• _Material for this exercise_:

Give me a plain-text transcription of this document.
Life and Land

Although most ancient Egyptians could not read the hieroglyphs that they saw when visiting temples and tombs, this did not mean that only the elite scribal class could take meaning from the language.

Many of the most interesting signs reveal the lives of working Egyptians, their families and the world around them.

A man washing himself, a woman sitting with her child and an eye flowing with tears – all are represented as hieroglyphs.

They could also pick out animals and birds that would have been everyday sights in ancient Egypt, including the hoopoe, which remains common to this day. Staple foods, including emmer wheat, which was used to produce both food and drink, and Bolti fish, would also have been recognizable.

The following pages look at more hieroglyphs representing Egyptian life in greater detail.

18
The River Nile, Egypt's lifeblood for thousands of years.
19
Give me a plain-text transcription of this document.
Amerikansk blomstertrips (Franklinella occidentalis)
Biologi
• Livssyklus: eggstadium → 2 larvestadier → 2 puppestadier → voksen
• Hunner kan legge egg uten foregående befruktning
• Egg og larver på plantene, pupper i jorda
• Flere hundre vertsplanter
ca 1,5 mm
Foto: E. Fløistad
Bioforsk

• _Objective_:
Your task is to repeat the data exactly; please include every line.

• _Response to this exercise_:
Give me a plain-text transcription of this document.
Life and Land

Although most ancient Egyptians could not read the hieroglyphs that they saw when visiting temples and tombs, this did not mean that only the elite scribal class could take meaning from the language.

Many of the most interesting signs reveal the lives of working Egyptians, their families and the world around them.

A man washing himself, a woman sitting with her child and an eye flowing with tears – all are represented as hieroglyphs.

They could also pick out animals and birds that would have been everyday sights in ancient Egypt, including the hoopoe, which remains common to this day. Staple foods, including emmer wheat, which was used to produce both food and drink, and Bolti fish, would also have been recognizable.

The following pages look at more hieroglyphs representing Egyptian life in greater detail.

18
The River Nile, Egypt's lifeblood for thousands of years.
19
Give me a plain-text transcription of this document.
Amerikansk blomstertrips (Franklinella occidentalis)
Biologi
• Livssyklus: eggstadium → 2 larvestadier → 2 puppestadier → voksen
• Hunner kan legge egg uten foregående befruktning
• Egg og larver på plantene, pupper i jorda
• Flere hundre vertsplanter
ca 1,5 mm
Foto: E. Fløistad
Bioforsk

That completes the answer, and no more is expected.